## Input records:

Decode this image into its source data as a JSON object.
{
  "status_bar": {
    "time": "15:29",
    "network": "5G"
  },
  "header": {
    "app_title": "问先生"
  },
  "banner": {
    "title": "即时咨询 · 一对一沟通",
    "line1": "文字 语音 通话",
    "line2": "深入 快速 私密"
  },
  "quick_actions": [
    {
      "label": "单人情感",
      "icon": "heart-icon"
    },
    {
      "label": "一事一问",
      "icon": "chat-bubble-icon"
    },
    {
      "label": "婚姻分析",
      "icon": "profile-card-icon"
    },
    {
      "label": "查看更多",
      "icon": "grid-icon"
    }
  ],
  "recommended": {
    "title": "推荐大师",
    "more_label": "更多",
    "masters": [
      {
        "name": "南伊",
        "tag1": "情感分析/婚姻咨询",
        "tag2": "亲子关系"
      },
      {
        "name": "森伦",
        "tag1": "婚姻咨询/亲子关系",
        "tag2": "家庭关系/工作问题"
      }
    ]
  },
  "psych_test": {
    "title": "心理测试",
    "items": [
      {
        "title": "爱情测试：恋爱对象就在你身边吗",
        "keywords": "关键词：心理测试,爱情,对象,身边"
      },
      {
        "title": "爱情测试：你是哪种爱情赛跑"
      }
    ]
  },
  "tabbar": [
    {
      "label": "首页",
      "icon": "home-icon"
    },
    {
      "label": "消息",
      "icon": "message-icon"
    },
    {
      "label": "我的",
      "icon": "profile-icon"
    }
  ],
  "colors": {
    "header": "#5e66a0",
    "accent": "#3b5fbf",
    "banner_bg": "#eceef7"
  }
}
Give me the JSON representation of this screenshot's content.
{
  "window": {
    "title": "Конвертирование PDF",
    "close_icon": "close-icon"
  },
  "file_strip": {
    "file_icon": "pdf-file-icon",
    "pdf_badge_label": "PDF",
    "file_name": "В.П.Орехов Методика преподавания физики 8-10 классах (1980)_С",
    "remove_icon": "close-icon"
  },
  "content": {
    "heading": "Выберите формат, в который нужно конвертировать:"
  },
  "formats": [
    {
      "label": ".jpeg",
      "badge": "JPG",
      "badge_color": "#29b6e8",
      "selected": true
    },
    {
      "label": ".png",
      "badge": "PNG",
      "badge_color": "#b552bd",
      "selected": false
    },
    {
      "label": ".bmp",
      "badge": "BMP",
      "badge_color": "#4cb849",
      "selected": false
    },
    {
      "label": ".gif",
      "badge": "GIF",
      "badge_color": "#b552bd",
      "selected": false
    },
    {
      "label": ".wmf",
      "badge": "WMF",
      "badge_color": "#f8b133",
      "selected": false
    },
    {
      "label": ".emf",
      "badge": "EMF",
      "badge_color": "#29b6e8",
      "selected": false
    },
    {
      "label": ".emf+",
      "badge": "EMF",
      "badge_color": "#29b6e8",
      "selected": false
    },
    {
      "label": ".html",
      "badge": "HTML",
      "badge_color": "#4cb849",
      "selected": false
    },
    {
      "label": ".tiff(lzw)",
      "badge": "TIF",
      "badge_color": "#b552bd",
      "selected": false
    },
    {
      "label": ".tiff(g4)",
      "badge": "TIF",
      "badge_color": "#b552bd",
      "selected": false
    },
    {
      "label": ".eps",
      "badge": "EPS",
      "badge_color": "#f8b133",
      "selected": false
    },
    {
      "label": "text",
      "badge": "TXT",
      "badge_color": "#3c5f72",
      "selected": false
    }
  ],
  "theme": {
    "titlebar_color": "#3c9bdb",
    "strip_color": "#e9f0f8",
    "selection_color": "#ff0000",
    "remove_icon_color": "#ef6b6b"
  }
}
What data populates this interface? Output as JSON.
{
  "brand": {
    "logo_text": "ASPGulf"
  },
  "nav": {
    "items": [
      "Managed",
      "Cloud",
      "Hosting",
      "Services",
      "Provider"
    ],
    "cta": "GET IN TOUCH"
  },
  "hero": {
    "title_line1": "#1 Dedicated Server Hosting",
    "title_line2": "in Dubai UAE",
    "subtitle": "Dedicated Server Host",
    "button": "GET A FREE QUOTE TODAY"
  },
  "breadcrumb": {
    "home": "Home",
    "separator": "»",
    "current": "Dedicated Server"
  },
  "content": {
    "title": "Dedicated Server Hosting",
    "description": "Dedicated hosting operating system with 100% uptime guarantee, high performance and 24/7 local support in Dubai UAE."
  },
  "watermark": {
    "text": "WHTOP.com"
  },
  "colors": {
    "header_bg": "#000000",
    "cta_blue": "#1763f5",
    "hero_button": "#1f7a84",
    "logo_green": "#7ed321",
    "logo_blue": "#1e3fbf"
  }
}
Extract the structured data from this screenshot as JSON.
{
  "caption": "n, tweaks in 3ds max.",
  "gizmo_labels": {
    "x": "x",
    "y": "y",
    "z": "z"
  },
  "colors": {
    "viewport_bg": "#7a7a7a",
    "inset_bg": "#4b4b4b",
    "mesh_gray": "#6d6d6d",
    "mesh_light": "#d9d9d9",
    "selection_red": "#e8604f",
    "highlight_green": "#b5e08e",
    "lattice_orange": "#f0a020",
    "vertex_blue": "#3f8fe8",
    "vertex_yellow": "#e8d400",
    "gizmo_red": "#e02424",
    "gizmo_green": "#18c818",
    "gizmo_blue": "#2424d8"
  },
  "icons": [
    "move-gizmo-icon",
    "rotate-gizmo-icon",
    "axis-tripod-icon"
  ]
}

## Work to be completed:
Scan the data above; copy every line where "screenshot" appears.

## Task solution:
Give me the JSON representation of this screenshot's content.
Extract the structured data from this screenshot as JSON.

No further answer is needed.